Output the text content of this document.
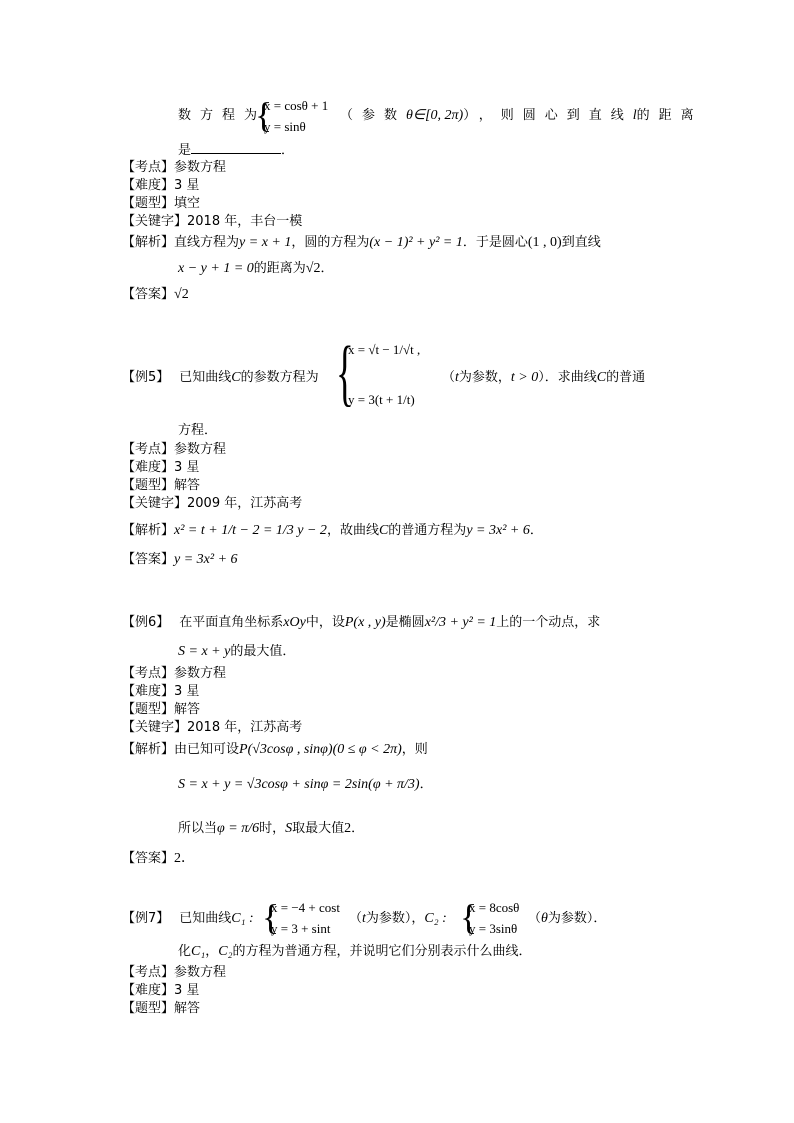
数方程为
{
x = cosθ + 1
y = sinθ
（参数θ∈[0, 2π)），则圆心到直线l的距离
是	．
【考点】参数方程
【难度】3 星
【题型】填空
【关键字】2018 年，丰台一模
【解析】直线方程为y = x + 1，圆的方程为(x − 1)² + y² = 1．于是圆心(1 , 0)到直线
x − y + 1 = 0的距离为√2．
【答案】√2
【例5】 已知曲线C的参数方程为 {
x = √t − 1/√t ,
y = 3(t + 1/t)
（t为参数，t > 0）．求曲线C的普通
方程．
【考点】参数方程
【难度】3 星
【题型】解答
【关键字】2009 年，江苏高考
【解析】x² = t + 1/t − 2 = 1/3 y − 2，故曲线C的普通方程为y = 3x² + 6．
【答案】y = 3x² + 6
【例6】 在平面直角坐标系xOy中，设P(x , y)是椭圆x²/3 + y² = 1上的一个动点，求
S = x + y的最大值．
【考点】参数方程
【难度】3 星
【题型】解答
【关键字】2018 年，江苏高考
【解析】由已知可设P(√3cosφ , sinφ)(0 ≤ φ < 2π)，则
S = x + y = √3cosφ + sinφ = 2sin(φ + π/3)．
所以当φ = π/6时，S取最大值2．
【答案】2．
【例7】 已知曲线C₁ : {
x = −4 + cost
y = 3 + sint
（t为参数），C₂ : {
x = 8cosθ
y = 3sinθ
（θ为参数）．
化C₁，C₂的方程为普通方程，并说明它们分别表示什么曲线．
【考点】参数方程
【难度】3 星
【题型】解答
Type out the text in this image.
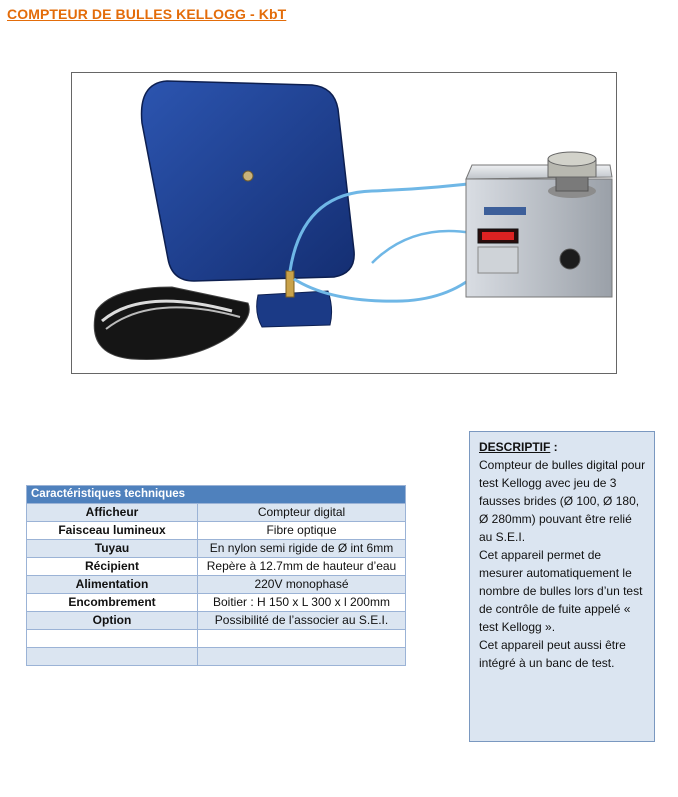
COMPTEUR DE BULLES KELLOGG - KbT
Caractéristiques techniques	
Afficheur	Compteur digital
Faisceau lumineux	Fibre optique
Tuyau	En nylon semi rigide de Ø int 6mm
Récipient	Repère à 12.7mm de hauteur d’eau
Alimentation	220V monophasé
Encombrement	Boitier : H 150 x L 300 x l 200mm
Option	Possibilité de l’associer au S.E.I.

DESCRIPTIF :

Compteur de bulles digital pour test Kellogg avec jeu de 3 fausses brides (Ø 100, Ø 180, Ø 280mm) pouvant être relié au S.E.I.

Cet appareil permet de mesurer automatiquement le nombre de bulles lors d’un test de contrôle de fuite appelé « test Kellogg ».

Cet appareil peut aussi être intégré à un banc de test.
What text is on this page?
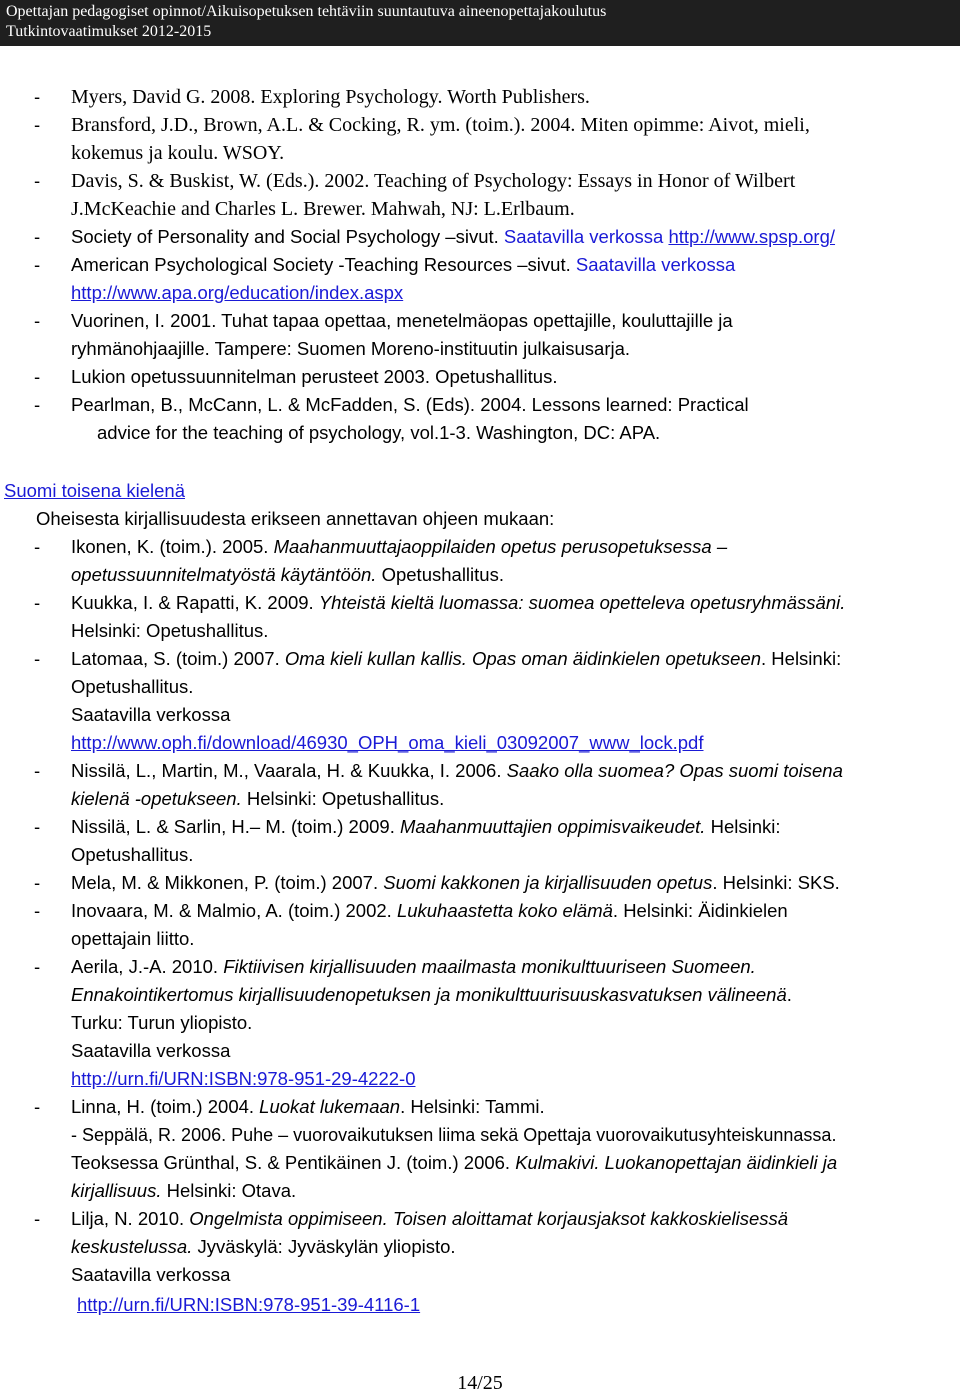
Opettajan pedagogiset opinnot/Aikuisopetuksen tehtäviin suuntautuva aineenopettajakoulutus
Tutkintovaatimukset 2012-2015
- Myers, David G. 2008. Exploring Psychology. Worth Publishers.
- Bransford, J.D., Brown, A.L. & Cocking, R. ym. (toim.). 2004. Miten opimme: Aivot, mieli,
kokemus ja koulu. WSOY.
- Davis, S. & Buskist, W. (Eds.). 2002. Teaching of Psychology: Essays in Honor of Wilbert
J.McKeachie and Charles L. Brewer. Mahwah, NJ: L.Erlbaum.
- Society of Personality and Social Psychology –sivut. Saatavilla verkossa http://www.spsp.org/
- American Psychological Society -Teaching Resources –sivut. Saatavilla verkossa
http://www.apa.org/education/index.aspx
- Vuorinen, I. 2001. Tuhat tapaa opettaa, menetelmäopas opettajille, kouluttajille ja
ryhmänohjaajille. Tampere: Suomen Moreno-instituutin julkaisusarja.
- Lukion opetussuunnitelman perusteet 2003. Opetushallitus.
- Pearlman, B., McCann, L. & McFadden, S. (Eds). 2004. Lessons learned: Practical
advice for the teaching of psychology, vol.1-3. Washington, DC: APA.
Suomi toisena kielenä
Oheisesta kirjallisuudesta erikseen annettavan ohjeen mukaan:
- Ikonen, K. (toim.). 2005. Maahanmuuttajaoppilaiden opetus perusopetuksessa –
opetussuunnitelmatyöstä käytäntöön. Opetushallitus.
- Kuukka, I. & Rapatti, K. 2009. Yhteistä kieltä luomassa: suomea opetteleva opetusryhmässäni.
Helsinki: Opetushallitus.
- Latomaa, S. (toim.) 2007. Oma kieli kullan kallis. Opas oman äidinkielen opetukseen. Helsinki:
Opetushallitus.
Saatavilla verkossa
http://www.oph.fi/download/46930_OPH_oma_kieli_03092007_www_lock.pdf
- Nissilä, L., Martin, M., Vaarala, H. & Kuukka, I. 2006. Saako olla suomea? Opas suomi toisena
kielenä -opetukseen. Helsinki: Opetushallitus.
- Nissilä, L. & Sarlin, H.– M. (toim.) 2009. Maahanmuuttajien oppimisvaikeudet. Helsinki:
Opetushallitus.
- Mela, M. & Mikkonen, P. (toim.) 2007. Suomi kakkonen ja kirjallisuuden opetus. Helsinki: SKS.
- Inovaara, M. & Malmio, A. (toim.) 2002. Lukuhaastetta koko elämä. Helsinki: Äidinkielen
opettajain liitto.
- Aerila, J.-A. 2010. Fiktiivisen kirjallisuuden maailmasta monikulttuuriseen Suomeen.
Ennakointikertomus kirjallisuudenopetuksen ja monikulttuurisuuskasvatuksen välineenä.
Turku: Turun yliopisto.
Saatavilla verkossa
http://urn.fi/URN:ISBN:978-951-29-4222-0
- Linna, H. (toim.) 2004. Luokat lukemaan. Helsinki: Tammi.
- Seppälä, R. 2006. Puhe – vuorovaikutuksen liima sekä Opettaja vuorovaikutusyhteiskunnassa.
Teoksessa Grünthal, S. & Pentikäinen J. (toim.) 2006. Kulmakivi. Luokanopettajan äidinkieli ja
kirjallisuus. Helsinki: Otava.
- Lilja, N. 2010. Ongelmista oppimiseen. Toisen aloittamat korjausjaksot kakkoskielisessä
keskustelussa. Jyväskylä: Jyväskylän yliopisto.
Saatavilla verkossa
http://urn.fi/URN:ISBN:978-951-39-4116-1
14/25
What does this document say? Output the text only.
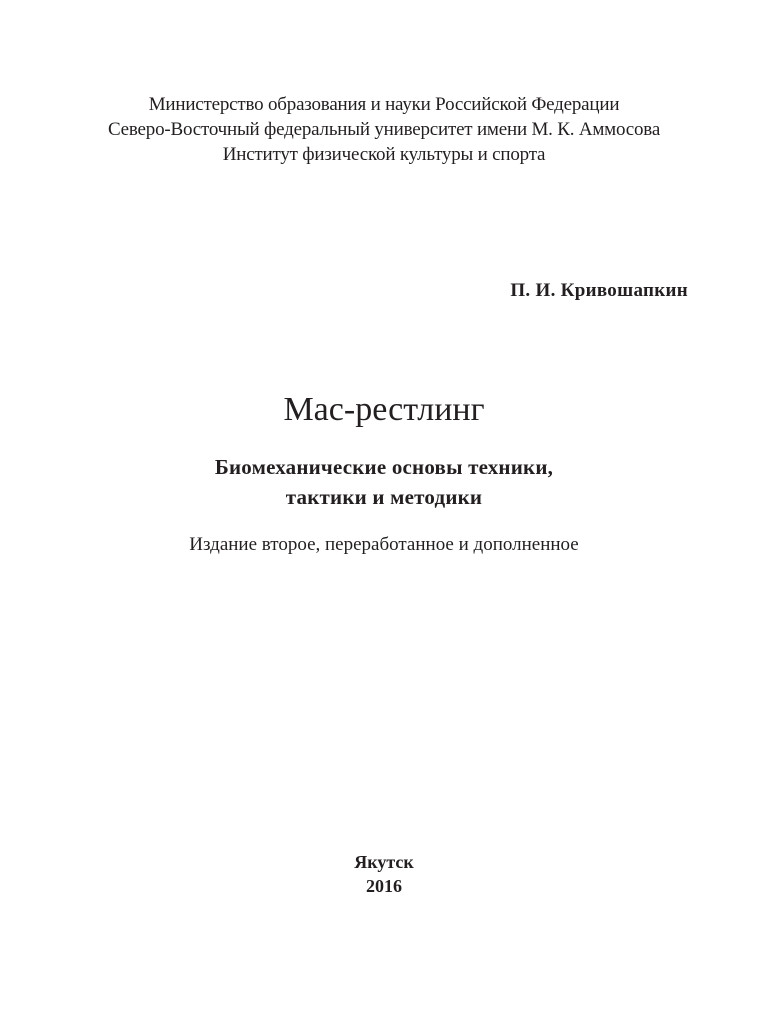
Министерство образования и науки Российской Федерации
Северо-Восточный федеральный университет имени М. К. Аммосова
Институт физической культуры и спорта
П. И. Кривошапкин
Мас-рестлинг
Биомеханические основы техники,
тактики и методики
Издание второе, переработанное и дополненное
Якутск
2016
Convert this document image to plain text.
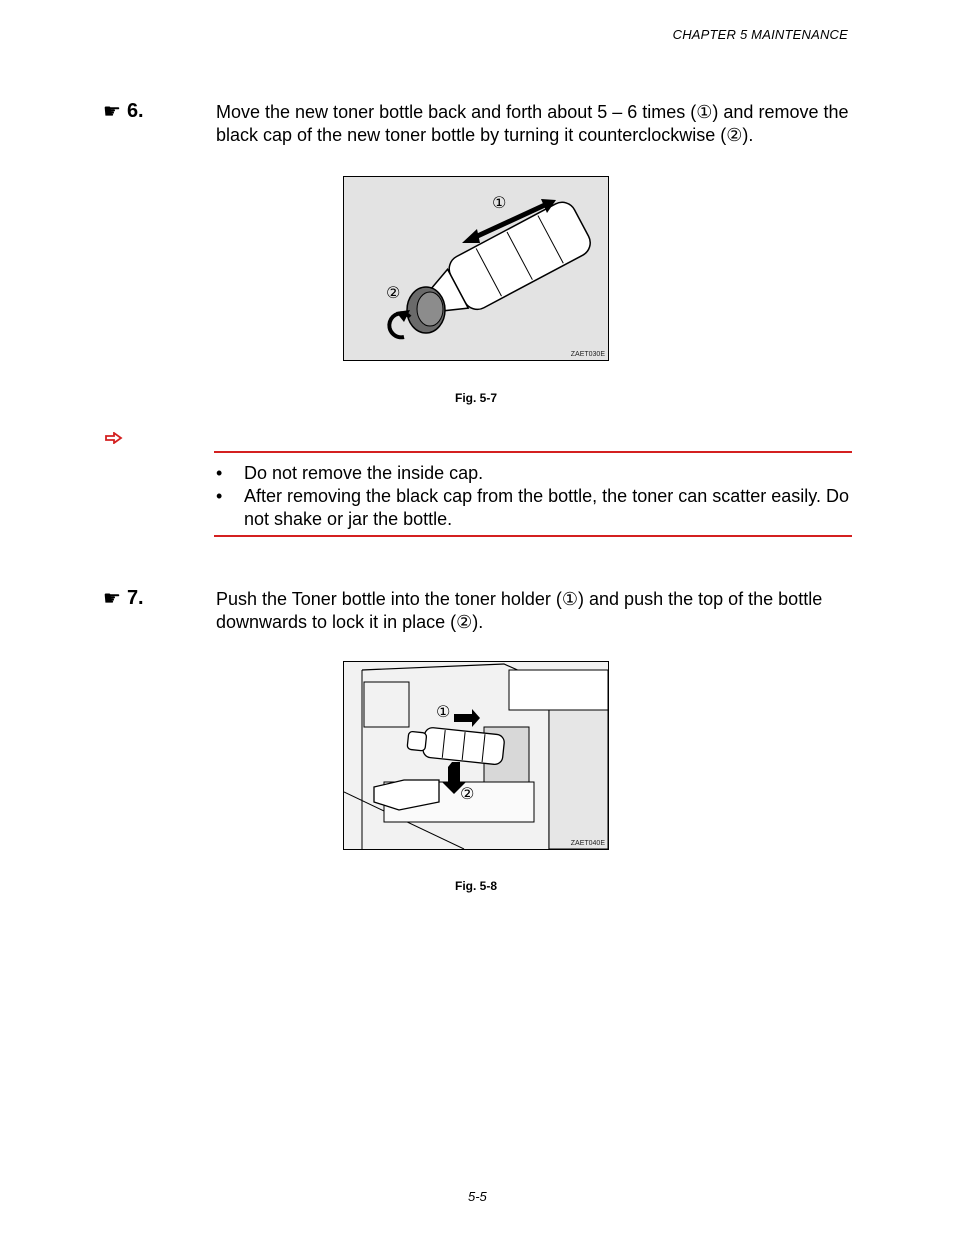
CHAPTER 5 MAINTENANCE
☛ 6.	Move the new toner bottle back and forth about 5 – 6 times (①) and remove the black cap of the new toner bottle by turning it counterclockwise (②).
①
②
ZAET030E
Fig. 5-7
• Do not remove the inside cap.
• After removing the black cap from the bottle, the toner can scatter easily. Do not shake or jar the bottle.
☛ 7.	Push the Toner bottle into the toner holder (①) and push the top of the bottle downwards to lock it in place (②).
①
②
ZAET040E
Fig. 5-8
5-5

• _Exercise description_
Reproduce every record word for word. The copy must contain no pictures.

• _Response to this exercise_
Output the text content of this document.
数方程为
{
x = cosθ + 1
y = sinθ
（参数θ∈[0, 2π)），则圆心到直线l的距离
是	．
【考点】参数方程
【难度】3 星
【题型】填空
【关键字】2018 年，丰台一模
【解析】直线方程为y = x + 1，圆的方程为(x − 1)² + y² = 1．于是圆心(1 , 0)到直线
x − y + 1 = 0的距离为√2．
【答案】√2
【例5】 已知曲线C的参数方程为 {
x = √t − 1/√t ,
y = 3(t + 1/t)
（t为参数，t > 0）．求曲线C的普通
方程．
【考点】参数方程
【难度】3 星
【题型】解答
【关键字】2009 年，江苏高考
【解析】x² = t + 1/t − 2 = 1/3 y − 2，故曲线C的普通方程为y = 3x² + 6．
【答案】y = 3x² + 6
【例6】 在平面直角坐标系xOy中，设P(x , y)是椭圆x²/3 + y² = 1上的一个动点，求
S = x + y的最大值．
【考点】参数方程
【难度】3 星
【题型】解答
【关键字】2018 年，江苏高考
【解析】由已知可设P(√3cosφ , sinφ)(0 ≤ φ < 2π)，则
S = x + y = √3cosφ + sinφ = 2sin(φ + π/3)．
所以当φ = π/6时，S取最大值2．
【答案】2．
【例7】 已知曲线C₁ : {
x = −4 + cost
y = 3 + sint
（t为参数），C₂ : {
x = 8cosθ
y = 3sinθ
（θ为参数）．
化C₁，C₂的方程为普通方程，并说明它们分别表示什么曲线．
【考点】参数方程
【难度】3 星
【题型】解答
Type out the text in this image.
COMPTEUR DE BULLES KELLOGG - KbT
Caractéristiques techniques	
Afficheur	Compteur digital
Faisceau lumineux	Fibre optique
Tuyau	En nylon semi rigide de Ø int 6mm
Récipient	Repère à 12.7mm de hauteur d’eau
Alimentation	220V monophasé
Encombrement	Boitier : H 150 x L 300 x l 200mm
Option	Possibilité de l’associer au S.E.I.

DESCRIPTIF :

Compteur de bulles digital pour test Kellogg avec jeu de 3 fausses brides (Ø 100, Ø 180, Ø 280mm) pouvant être relié au S.E.I.

Cet appareil permet de mesurer automatiquement le nombre de bulles lors d’un test de contrôle de fuite appelé « test Kellogg ».

Cet appareil peut aussi être intégré à un banc de test.
What text is on this page?
Opettajan pedagogiset opinnot/Aikuisopetuksen tehtäviin suuntautuva aineenopettajakoulutus
Tutkintovaatimukset 2012-2015
- Myers, David G. 2008. Exploring Psychology. Worth Publishers.
- Bransford, J.D., Brown, A.L. & Cocking, R. ym. (toim.). 2004. Miten opimme: Aivot, mieli,
kokemus ja koulu. WSOY.
- Davis, S. & Buskist, W. (Eds.). 2002. Teaching of Psychology: Essays in Honor of Wilbert
J.McKeachie and Charles L. Brewer. Mahwah, NJ: L.Erlbaum.
- Society of Personality and Social Psychology –sivut. Saatavilla verkossa http://www.spsp.org/
- American Psychological Society -Teaching Resources –sivut. Saatavilla verkossa
http://www.apa.org/education/index.aspx
- Vuorinen, I. 2001. Tuhat tapaa opettaa, menetelmäopas opettajille, kouluttajille ja
ryhmänohjaajille. Tampere: Suomen Moreno-instituutin julkaisusarja.
- Lukion opetussuunnitelman perusteet 2003. Opetushallitus.
- Pearlman, B., McCann, L. & McFadden, S. (Eds). 2004. Lessons learned: Practical
advice for the teaching of psychology, vol.1-3. Washington, DC: APA.
Suomi toisena kielenä
Oheisesta kirjallisuudesta erikseen annettavan ohjeen mukaan:
- Ikonen, K. (toim.). 2005. Maahanmuuttajaoppilaiden opetus perusopetuksessa –
opetussuunnitelmatyöstä käytäntöön. Opetushallitus.
- Kuukka, I. & Rapatti, K. 2009. Yhteistä kieltä luomassa: suomea opetteleva opetusryhmässäni.
Helsinki: Opetushallitus.
- Latomaa, S. (toim.) 2007. Oma kieli kullan kallis. Opas oman äidinkielen opetukseen. Helsinki:
Opetushallitus.
Saatavilla verkossa
http://www.oph.fi/download/46930_OPH_oma_kieli_03092007_www_lock.pdf
- Nissilä, L., Martin, M., Vaarala, H. & Kuukka, I. 2006. Saako olla suomea? Opas suomi toisena
kielenä -opetukseen. Helsinki: Opetushallitus.
- Nissilä, L. & Sarlin, H.– M. (toim.) 2009. Maahanmuuttajien oppimisvaikeudet. Helsinki:
Opetushallitus.
- Mela, M. & Mikkonen, P. (toim.) 2007. Suomi kakkonen ja kirjallisuuden opetus. Helsinki: SKS.
- Inovaara, M. & Malmio, A. (toim.) 2002. Lukuhaastetta koko elämä. Helsinki: Äidinkielen
opettajain liitto.
- Aerila, J.-A. 2010. Fiktiivisen kirjallisuuden maailmasta monikulttuuriseen Suomeen.
Ennakointikertomus kirjallisuudenopetuksen ja monikulttuurisuuskasvatuksen välineenä.
Turku: Turun yliopisto.
Saatavilla verkossa
http://urn.fi/URN:ISBN:978-951-29-4222-0
- Linna, H. (toim.) 2004. Luokat lukemaan. Helsinki: Tammi.
- Seppälä, R. 2006. Puhe – vuorovaikutuksen liima sekä Opettaja vuorovaikutusyhteiskunnassa.
Teoksessa Grünthal, S. & Pentikäinen J. (toim.) 2006. Kulmakivi. Luokanopettajan äidinkieli ja
kirjallisuus. Helsinki: Otava.
- Lilja, N. 2010. Ongelmista oppimiseen. Toisen aloittamat korjausjaksot kakkoskielisessä
keskustelussa. Jyväskylä: Jyväskylän yliopisto.
Saatavilla verkossa
http://urn.fi/URN:ISBN:978-951-39-4116-1
14/25
What does this document say? Output the text only.
Министерство образования и науки Российской Федерации
Северо-Восточный федеральный университет имени М. К. Аммосова
Институт физической культуры и спорта
П. И. Кривошапкин
Мас-рестлинг
Биомеханические основы техники,
тактики и методики
Издание второе, переработанное и дополненное
Якутск
2016
Convert this document image to plain text.
CHAPTER 5 MAINTENANCE
☛ 6.	Move the new toner bottle back and forth about 5 – 6 times (①) and remove the black cap of the new toner bottle by turning it counterclockwise (②).
①
②
ZAET030E
Fig. 5-7
• Do not remove the inside cap.
• After removing the black cap from the bottle, the toner can scatter easily. Do not shake or jar the bottle.
☛ 7.	Push the Toner bottle into the toner holder (①) and push the top of the bottle downwards to lock it in place (②).
①
②
ZAET040E
Fig. 5-8
5-5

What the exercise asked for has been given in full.